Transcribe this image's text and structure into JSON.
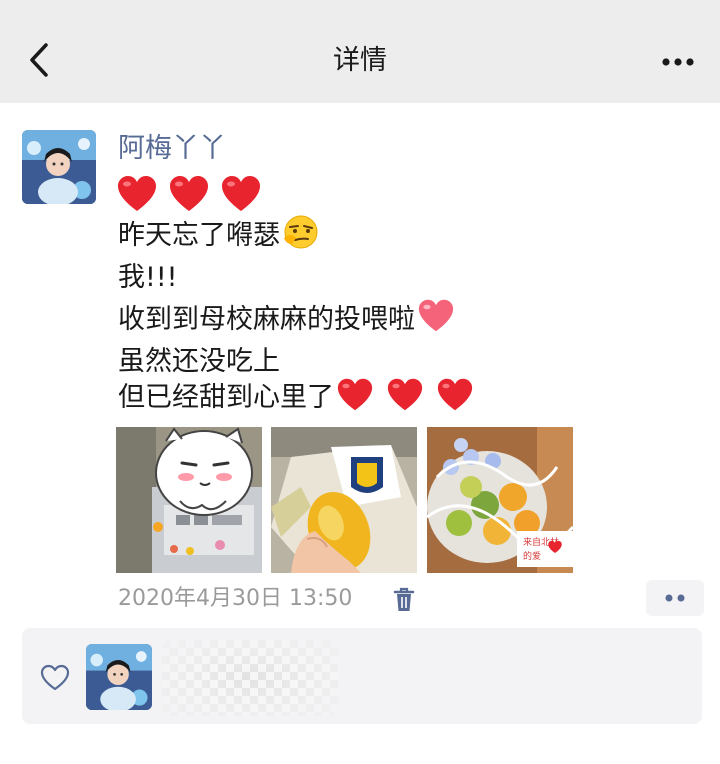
{
  "header": {
    "title": "详情",
    "back_icon": "chevron-left-icon",
    "more_icon": "more-dots-icon"
  },
  "post": {
    "username": "阿梅丫丫",
    "lines": [
      "昨天忘了嘚瑟",
      "我!!!",
      "收到到母校麻麻的投喂啦",
      "虽然还没吃上",
      "但已经甜到心里了"
    ],
    "photos": [
      "sticker-photo",
      "mango-hand-photo",
      "mango-box-photo"
    ],
    "photo_caption": "来自北林的爱",
    "timestamp": "2020年4月30日 13:50"
  },
  "colors": {
    "name": "#576b95",
    "heart_red": "#e8242e",
    "header_bg": "#ededed",
    "likes_bg": "#f3f3f5"
  }
}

★ ★ ★ ★

What the task requires >>
Repeat all the data as it stands, dropping any images it holds.

Exercise output >>
Transcribe this image's text and structure into JSON.
{
  "header": {
    "title": "详情",
    "back_icon": "chevron-left-icon",
    "more_icon": "more-dots-icon"
  },
  "post": {
    "username": "阿梅丫丫",
    "lines": [
      "昨天忘了嘚瑟",
      "我!!!",
      "收到到母校麻麻的投喂啦",
      "虽然还没吃上",
      "但已经甜到心里了"
    ],
    "photos": [
      "sticker-photo",
      "mango-hand-photo",
      "mango-box-photo"
    ],
    "photo_caption": "来自北林的爱",
    "timestamp": "2020年4月30日 13:50"
  },
  "colors": {
    "name": "#576b95",
    "heart_red": "#e8242e",
    "header_bg": "#ededed",
    "likes_bg": "#f3f3f5"
  }
}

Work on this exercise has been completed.